__Work to complete__
Retype every entry word for word.

(Data entries)
____
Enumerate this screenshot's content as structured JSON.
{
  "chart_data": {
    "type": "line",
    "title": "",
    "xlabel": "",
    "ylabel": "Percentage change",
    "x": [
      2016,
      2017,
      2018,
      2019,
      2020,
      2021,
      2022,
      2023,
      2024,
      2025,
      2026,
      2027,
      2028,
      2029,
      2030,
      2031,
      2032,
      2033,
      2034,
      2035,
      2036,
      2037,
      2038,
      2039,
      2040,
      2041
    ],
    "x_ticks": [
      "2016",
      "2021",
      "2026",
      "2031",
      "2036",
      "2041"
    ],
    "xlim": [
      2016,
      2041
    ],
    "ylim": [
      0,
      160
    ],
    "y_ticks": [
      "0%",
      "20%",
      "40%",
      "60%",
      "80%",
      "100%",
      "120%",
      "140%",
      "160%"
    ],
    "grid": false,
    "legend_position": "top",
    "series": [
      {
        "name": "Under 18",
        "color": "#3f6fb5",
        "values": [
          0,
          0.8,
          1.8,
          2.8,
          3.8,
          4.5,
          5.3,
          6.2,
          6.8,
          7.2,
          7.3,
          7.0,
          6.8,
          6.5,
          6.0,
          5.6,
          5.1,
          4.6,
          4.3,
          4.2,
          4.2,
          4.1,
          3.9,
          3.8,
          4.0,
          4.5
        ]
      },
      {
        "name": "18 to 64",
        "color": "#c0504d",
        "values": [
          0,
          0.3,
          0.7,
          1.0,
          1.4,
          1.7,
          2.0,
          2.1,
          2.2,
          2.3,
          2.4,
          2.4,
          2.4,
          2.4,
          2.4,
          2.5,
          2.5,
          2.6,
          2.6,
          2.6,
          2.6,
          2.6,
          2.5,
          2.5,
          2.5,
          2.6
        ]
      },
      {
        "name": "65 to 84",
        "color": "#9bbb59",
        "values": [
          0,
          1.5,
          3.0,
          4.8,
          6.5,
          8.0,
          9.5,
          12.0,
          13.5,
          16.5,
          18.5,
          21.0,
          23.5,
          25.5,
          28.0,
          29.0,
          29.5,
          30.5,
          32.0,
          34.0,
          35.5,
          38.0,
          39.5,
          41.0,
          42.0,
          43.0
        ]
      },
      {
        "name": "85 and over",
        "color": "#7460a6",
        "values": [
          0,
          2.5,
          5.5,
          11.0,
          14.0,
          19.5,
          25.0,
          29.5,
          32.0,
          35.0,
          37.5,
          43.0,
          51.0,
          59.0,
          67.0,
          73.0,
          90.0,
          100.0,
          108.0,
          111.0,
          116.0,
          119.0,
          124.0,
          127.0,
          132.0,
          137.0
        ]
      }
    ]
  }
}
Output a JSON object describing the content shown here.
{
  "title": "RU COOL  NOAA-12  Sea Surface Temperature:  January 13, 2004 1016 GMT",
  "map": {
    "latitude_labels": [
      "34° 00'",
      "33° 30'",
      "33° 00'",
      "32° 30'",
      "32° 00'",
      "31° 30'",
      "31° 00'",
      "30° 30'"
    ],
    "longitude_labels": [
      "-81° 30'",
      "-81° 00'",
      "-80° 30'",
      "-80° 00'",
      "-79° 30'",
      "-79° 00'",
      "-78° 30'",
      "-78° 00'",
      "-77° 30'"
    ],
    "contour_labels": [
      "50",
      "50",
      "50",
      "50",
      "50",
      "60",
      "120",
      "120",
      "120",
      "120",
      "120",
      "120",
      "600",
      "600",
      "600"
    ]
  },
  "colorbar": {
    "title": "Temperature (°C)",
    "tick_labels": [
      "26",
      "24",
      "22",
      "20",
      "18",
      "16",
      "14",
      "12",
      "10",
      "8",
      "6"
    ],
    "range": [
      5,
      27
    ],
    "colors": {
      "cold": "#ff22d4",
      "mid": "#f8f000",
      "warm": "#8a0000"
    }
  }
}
____
__Solution to the exercise__
Enumerate this screenshot's content as structured JSON.
{
  "chart_data": {
    "type": "line",
    "title": "",
    "xlabel": "",
    "ylabel": "Percentage change",
    "x": [
      2016,
      2017,
      2018,
      2019,
      2020,
      2021,
      2022,
      2023,
      2024,
      2025,
      2026,
      2027,
      2028,
      2029,
      2030,
      2031,
      2032,
      2033,
      2034,
      2035,
      2036,
      2037,
      2038,
      2039,
      2040,
      2041
    ],
    "x_ticks": [
      "2016",
      "2021",
      "2026",
      "2031",
      "2036",
      "2041"
    ],
    "xlim": [
      2016,
      2041
    ],
    "ylim": [
      0,
      160
    ],
    "y_ticks": [
      "0%",
      "20%",
      "40%",
      "60%",
      "80%",
      "100%",
      "120%",
      "140%",
      "160%"
    ],
    "grid": false,
    "legend_position": "top",
    "series": [
      {
        "name": "Under 18",
        "color": "#3f6fb5",
        "values": [
          0,
          0.8,
          1.8,
          2.8,
          3.8,
          4.5,
          5.3,
          6.2,
          6.8,
          7.2,
          7.3,
          7.0,
          6.8,
          6.5,
          6.0,
          5.6,
          5.1,
          4.6,
          4.3,
          4.2,
          4.2,
          4.1,
          3.9,
          3.8,
          4.0,
          4.5
        ]
      },
      {
        "name": "18 to 64",
        "color": "#c0504d",
        "values": [
          0,
          0.3,
          0.7,
          1.0,
          1.4,
          1.7,
          2.0,
          2.1,
          2.2,
          2.3,
          2.4,
          2.4,
          2.4,
          2.4,
          2.4,
          2.5,
          2.5,
          2.6,
          2.6,
          2.6,
          2.6,
          2.6,
          2.5,
          2.5,
          2.5,
          2.6
        ]
      },
      {
        "name": "65 to 84",
        "color": "#9bbb59",
        "values": [
          0,
          1.5,
          3.0,
          4.8,
          6.5,
          8.0,
          9.5,
          12.0,
          13.5,
          16.5,
          18.5,
          21.0,
          23.5,
          25.5,
          28.0,
          29.0,
          29.5,
          30.5,
          32.0,
          34.0,
          35.5,
          38.0,
          39.5,
          41.0,
          42.0,
          43.0
        ]
      },
      {
        "name": "85 and over",
        "color": "#7460a6",
        "values": [
          0,
          2.5,
          5.5,
          11.0,
          14.0,
          19.5,
          25.0,
          29.5,
          32.0,
          35.0,
          37.5,
          43.0,
          51.0,
          59.0,
          67.0,
          73.0,
          90.0,
          100.0,
          108.0,
          111.0,
          116.0,
          119.0,
          124.0,
          127.0,
          132.0,
          137.0
        ]
      }
    ]
  }
}
Output a JSON object describing the content shown here.
{
  "title": "RU COOL  NOAA-12  Sea Surface Temperature:  January 13, 2004 1016 GMT",
  "map": {
    "latitude_labels": [
      "34° 00'",
      "33° 30'",
      "33° 00'",
      "32° 30'",
      "32° 00'",
      "31° 30'",
      "31° 00'",
      "30° 30'"
    ],
    "longitude_labels": [
      "-81° 30'",
      "-81° 00'",
      "-80° 30'",
      "-80° 00'",
      "-79° 30'",
      "-79° 00'",
      "-78° 30'",
      "-78° 00'",
      "-77° 30'"
    ],
    "contour_labels": [
      "50",
      "50",
      "50",
      "50",
      "50",
      "60",
      "120",
      "120",
      "120",
      "120",
      "120",
      "120",
      "600",
      "600",
      "600"
    ]
  },
  "colorbar": {
    "title": "Temperature (°C)",
    "tick_labels": [
      "26",
      "24",
      "22",
      "20",
      "18",
      "16",
      "14",
      "12",
      "10",
      "8",
      "6"
    ],
    "range": [
      5,
      27
    ],
    "colors": {
      "cold": "#ff22d4",
      "mid": "#f8f000",
      "warm": "#8a0000"
    }
  }
}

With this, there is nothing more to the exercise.